**Record excerpts:**
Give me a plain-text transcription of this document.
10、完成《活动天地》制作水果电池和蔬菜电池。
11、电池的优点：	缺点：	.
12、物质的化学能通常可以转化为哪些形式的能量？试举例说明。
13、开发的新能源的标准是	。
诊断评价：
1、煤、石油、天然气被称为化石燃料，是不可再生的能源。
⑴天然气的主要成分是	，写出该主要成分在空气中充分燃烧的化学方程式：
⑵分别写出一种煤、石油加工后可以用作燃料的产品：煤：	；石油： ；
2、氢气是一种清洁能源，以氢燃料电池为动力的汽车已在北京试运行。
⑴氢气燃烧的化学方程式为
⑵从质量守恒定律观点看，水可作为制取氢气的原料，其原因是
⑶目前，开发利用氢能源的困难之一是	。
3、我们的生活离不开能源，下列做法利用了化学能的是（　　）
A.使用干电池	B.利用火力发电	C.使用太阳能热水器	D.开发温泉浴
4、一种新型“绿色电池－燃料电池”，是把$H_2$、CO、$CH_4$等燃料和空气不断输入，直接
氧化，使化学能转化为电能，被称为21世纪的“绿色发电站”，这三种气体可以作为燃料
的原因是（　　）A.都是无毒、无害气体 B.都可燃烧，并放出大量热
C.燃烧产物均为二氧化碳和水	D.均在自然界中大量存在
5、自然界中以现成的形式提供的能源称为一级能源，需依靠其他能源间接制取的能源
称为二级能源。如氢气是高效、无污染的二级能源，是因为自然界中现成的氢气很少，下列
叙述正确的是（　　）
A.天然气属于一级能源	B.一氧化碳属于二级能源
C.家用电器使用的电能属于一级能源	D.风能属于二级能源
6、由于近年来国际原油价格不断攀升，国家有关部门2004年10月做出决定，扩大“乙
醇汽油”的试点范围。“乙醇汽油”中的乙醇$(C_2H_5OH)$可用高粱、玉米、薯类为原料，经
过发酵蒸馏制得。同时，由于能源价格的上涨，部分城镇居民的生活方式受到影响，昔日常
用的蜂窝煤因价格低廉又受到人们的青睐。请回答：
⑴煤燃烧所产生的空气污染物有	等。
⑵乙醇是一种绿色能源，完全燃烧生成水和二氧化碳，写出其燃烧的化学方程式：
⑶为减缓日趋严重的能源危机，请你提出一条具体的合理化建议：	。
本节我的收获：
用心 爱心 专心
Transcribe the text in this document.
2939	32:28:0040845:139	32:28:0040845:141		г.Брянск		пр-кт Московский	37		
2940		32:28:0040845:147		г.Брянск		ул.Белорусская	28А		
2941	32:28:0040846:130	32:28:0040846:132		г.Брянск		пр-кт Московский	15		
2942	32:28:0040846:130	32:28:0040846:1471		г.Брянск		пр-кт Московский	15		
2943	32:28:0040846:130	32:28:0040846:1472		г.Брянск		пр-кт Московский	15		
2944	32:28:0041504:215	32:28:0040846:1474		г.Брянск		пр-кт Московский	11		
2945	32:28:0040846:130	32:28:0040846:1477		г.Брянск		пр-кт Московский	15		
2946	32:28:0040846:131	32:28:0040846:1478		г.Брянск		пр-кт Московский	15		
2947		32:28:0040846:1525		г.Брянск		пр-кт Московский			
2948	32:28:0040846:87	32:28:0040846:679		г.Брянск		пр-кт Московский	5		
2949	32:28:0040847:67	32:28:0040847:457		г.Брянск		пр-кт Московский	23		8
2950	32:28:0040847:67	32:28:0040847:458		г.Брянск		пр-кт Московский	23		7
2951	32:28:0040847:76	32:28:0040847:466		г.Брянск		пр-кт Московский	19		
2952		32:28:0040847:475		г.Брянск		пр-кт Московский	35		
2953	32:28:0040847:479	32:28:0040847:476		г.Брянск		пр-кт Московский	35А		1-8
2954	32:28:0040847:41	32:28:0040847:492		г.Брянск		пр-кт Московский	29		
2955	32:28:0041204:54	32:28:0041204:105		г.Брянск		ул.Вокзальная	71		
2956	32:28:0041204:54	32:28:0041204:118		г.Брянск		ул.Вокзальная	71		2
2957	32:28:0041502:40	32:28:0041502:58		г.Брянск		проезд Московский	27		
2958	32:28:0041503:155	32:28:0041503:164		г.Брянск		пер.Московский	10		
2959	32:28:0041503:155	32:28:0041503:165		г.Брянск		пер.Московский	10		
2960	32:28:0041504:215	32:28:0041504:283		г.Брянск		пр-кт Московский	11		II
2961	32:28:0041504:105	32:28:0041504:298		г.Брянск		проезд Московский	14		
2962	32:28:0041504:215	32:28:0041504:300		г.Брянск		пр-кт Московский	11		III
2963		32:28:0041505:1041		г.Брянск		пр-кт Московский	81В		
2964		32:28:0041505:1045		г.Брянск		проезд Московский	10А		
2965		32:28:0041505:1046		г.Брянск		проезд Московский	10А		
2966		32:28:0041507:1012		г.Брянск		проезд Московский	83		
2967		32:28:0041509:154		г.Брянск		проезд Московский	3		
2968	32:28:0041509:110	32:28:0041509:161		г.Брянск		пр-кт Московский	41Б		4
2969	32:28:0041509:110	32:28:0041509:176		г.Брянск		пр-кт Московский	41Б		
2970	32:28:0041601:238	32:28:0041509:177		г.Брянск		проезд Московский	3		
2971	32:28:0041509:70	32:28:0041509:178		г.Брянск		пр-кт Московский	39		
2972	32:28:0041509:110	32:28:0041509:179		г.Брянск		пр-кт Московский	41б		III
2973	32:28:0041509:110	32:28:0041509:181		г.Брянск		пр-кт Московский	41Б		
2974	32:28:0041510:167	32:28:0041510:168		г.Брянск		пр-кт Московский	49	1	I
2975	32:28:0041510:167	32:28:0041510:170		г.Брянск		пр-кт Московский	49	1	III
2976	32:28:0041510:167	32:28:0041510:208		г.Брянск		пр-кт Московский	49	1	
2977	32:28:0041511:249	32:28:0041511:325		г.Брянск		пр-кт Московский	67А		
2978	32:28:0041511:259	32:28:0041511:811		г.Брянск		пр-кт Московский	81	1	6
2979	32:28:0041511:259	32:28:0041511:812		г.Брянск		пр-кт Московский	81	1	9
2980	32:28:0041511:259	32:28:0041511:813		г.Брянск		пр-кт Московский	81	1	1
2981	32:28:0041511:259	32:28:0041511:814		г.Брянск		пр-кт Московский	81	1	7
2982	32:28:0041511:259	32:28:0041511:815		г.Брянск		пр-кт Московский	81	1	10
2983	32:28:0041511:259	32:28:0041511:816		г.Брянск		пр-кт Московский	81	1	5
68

**Problem to work on:** Would you copy out each line exactly as written?

**Output of the exercise:**
Give me a plain-text transcription of this document.
10、完成《活动天地》制作水果电池和蔬菜电池。
11、电池的优点：	缺点：	.
12、物质的化学能通常可以转化为哪些形式的能量？试举例说明。
13、开发的新能源的标准是	。
诊断评价：
1、煤、石油、天然气被称为化石燃料，是不可再生的能源。
⑴天然气的主要成分是	，写出该主要成分在空气中充分燃烧的化学方程式：
⑵分别写出一种煤、石油加工后可以用作燃料的产品：煤：	；石油： ；
2、氢气是一种清洁能源，以氢燃料电池为动力的汽车已在北京试运行。
⑴氢气燃烧的化学方程式为
⑵从质量守恒定律观点看，水可作为制取氢气的原料，其原因是
⑶目前，开发利用氢能源的困难之一是	。
3、我们的生活离不开能源，下列做法利用了化学能的是（　　）
A.使用干电池	B.利用火力发电	C.使用太阳能热水器	D.开发温泉浴
4、一种新型“绿色电池－燃料电池”，是把$H_2$、CO、$CH_4$等燃料和空气不断输入，直接
氧化，使化学能转化为电能，被称为21世纪的“绿色发电站”，这三种气体可以作为燃料
的原因是（　　）A.都是无毒、无害气体 B.都可燃烧，并放出大量热
C.燃烧产物均为二氧化碳和水	D.均在自然界中大量存在
5、自然界中以现成的形式提供的能源称为一级能源，需依靠其他能源间接制取的能源
称为二级能源。如氢气是高效、无污染的二级能源，是因为自然界中现成的氢气很少，下列
叙述正确的是（　　）
A.天然气属于一级能源	B.一氧化碳属于二级能源
C.家用电器使用的电能属于一级能源	D.风能属于二级能源
6、由于近年来国际原油价格不断攀升，国家有关部门2004年10月做出决定，扩大“乙
醇汽油”的试点范围。“乙醇汽油”中的乙醇$(C_2H_5OH)$可用高粱、玉米、薯类为原料，经
过发酵蒸馏制得。同时，由于能源价格的上涨，部分城镇居民的生活方式受到影响，昔日常
用的蜂窝煤因价格低廉又受到人们的青睐。请回答：
⑴煤燃烧所产生的空气污染物有	等。
⑵乙醇是一种绿色能源，完全燃烧生成水和二氧化碳，写出其燃烧的化学方程式：
⑶为减缓日趋严重的能源危机，请你提出一条具体的合理化建议：	。
本节我的收获：
用心 爱心 专心
Transcribe the text in this document.
2939	32:28:0040845:139	32:28:0040845:141		г.Брянск		пр-кт Московский	37		
2940		32:28:0040845:147		г.Брянск		ул.Белорусская	28А		
2941	32:28:0040846:130	32:28:0040846:132		г.Брянск		пр-кт Московский	15		
2942	32:28:0040846:130	32:28:0040846:1471		г.Брянск		пр-кт Московский	15		
2943	32:28:0040846:130	32:28:0040846:1472		г.Брянск		пр-кт Московский	15		
2944	32:28:0041504:215	32:28:0040846:1474		г.Брянск		пр-кт Московский	11		
2945	32:28:0040846:130	32:28:0040846:1477		г.Брянск		пр-кт Московский	15		
2946	32:28:0040846:131	32:28:0040846:1478		г.Брянск		пр-кт Московский	15		
2947		32:28:0040846:1525		г.Брянск		пр-кт Московский			
2948	32:28:0040846:87	32:28:0040846:679		г.Брянск		пр-кт Московский	5		
2949	32:28:0040847:67	32:28:0040847:457		г.Брянск		пр-кт Московский	23		8
2950	32:28:0040847:67	32:28:0040847:458		г.Брянск		пр-кт Московский	23		7
2951	32:28:0040847:76	32:28:0040847:466		г.Брянск		пр-кт Московский	19		
2952		32:28:0040847:475		г.Брянск		пр-кт Московский	35		
2953	32:28:0040847:479	32:28:0040847:476		г.Брянск		пр-кт Московский	35А		1-8
2954	32:28:0040847:41	32:28:0040847:492		г.Брянск		пр-кт Московский	29		
2955	32:28:0041204:54	32:28:0041204:105		г.Брянск		ул.Вокзальная	71		
2956	32:28:0041204:54	32:28:0041204:118		г.Брянск		ул.Вокзальная	71		2
2957	32:28:0041502:40	32:28:0041502:58		г.Брянск		проезд Московский	27		
2958	32:28:0041503:155	32:28:0041503:164		г.Брянск		пер.Московский	10		
2959	32:28:0041503:155	32:28:0041503:165		г.Брянск		пер.Московский	10		
2960	32:28:0041504:215	32:28:0041504:283		г.Брянск		пр-кт Московский	11		II
2961	32:28:0041504:105	32:28:0041504:298		г.Брянск		проезд Московский	14		
2962	32:28:0041504:215	32:28:0041504:300		г.Брянск		пр-кт Московский	11		III
2963		32:28:0041505:1041		г.Брянск		пр-кт Московский	81В		
2964		32:28:0041505:1045		г.Брянск		проезд Московский	10А		
2965		32:28:0041505:1046		г.Брянск		проезд Московский	10А		
2966		32:28:0041507:1012		г.Брянск		проезд Московский	83		
2967		32:28:0041509:154		г.Брянск		проезд Московский	3		
2968	32:28:0041509:110	32:28:0041509:161		г.Брянск		пр-кт Московский	41Б		4
2969	32:28:0041509:110	32:28:0041509:176		г.Брянск		пр-кт Московский	41Б		
2970	32:28:0041601:238	32:28:0041509:177		г.Брянск		проезд Московский	3		
2971	32:28:0041509:70	32:28:0041509:178		г.Брянск		пр-кт Московский	39		
2972	32:28:0041509:110	32:28:0041509:179		г.Брянск		пр-кт Московский	41б		III
2973	32:28:0041509:110	32:28:0041509:181		г.Брянск		пр-кт Московский	41Б		
2974	32:28:0041510:167	32:28:0041510:168		г.Брянск		пр-кт Московский	49	1	I
2975	32:28:0041510:167	32:28:0041510:170		г.Брянск		пр-кт Московский	49	1	III
2976	32:28:0041510:167	32:28:0041510:208		г.Брянск		пр-кт Московский	49	1	
2977	32:28:0041511:249	32:28:0041511:325		г.Брянск		пр-кт Московский	67А		
2978	32:28:0041511:259	32:28:0041511:811		г.Брянск		пр-кт Московский	81	1	6
2979	32:28:0041511:259	32:28:0041511:812		г.Брянск		пр-кт Московский	81	1	9
2980	32:28:0041511:259	32:28:0041511:813		г.Брянск		пр-кт Московский	81	1	1
2981	32:28:0041511:259	32:28:0041511:814		г.Брянск		пр-кт Московский	81	1	7
2982	32:28:0041511:259	32:28:0041511:815		г.Брянск		пр-кт Московский	81	1	10
2983	32:28:0041511:259	32:28:0041511:816		г.Брянск		пр-кт Московский	81	1	5
68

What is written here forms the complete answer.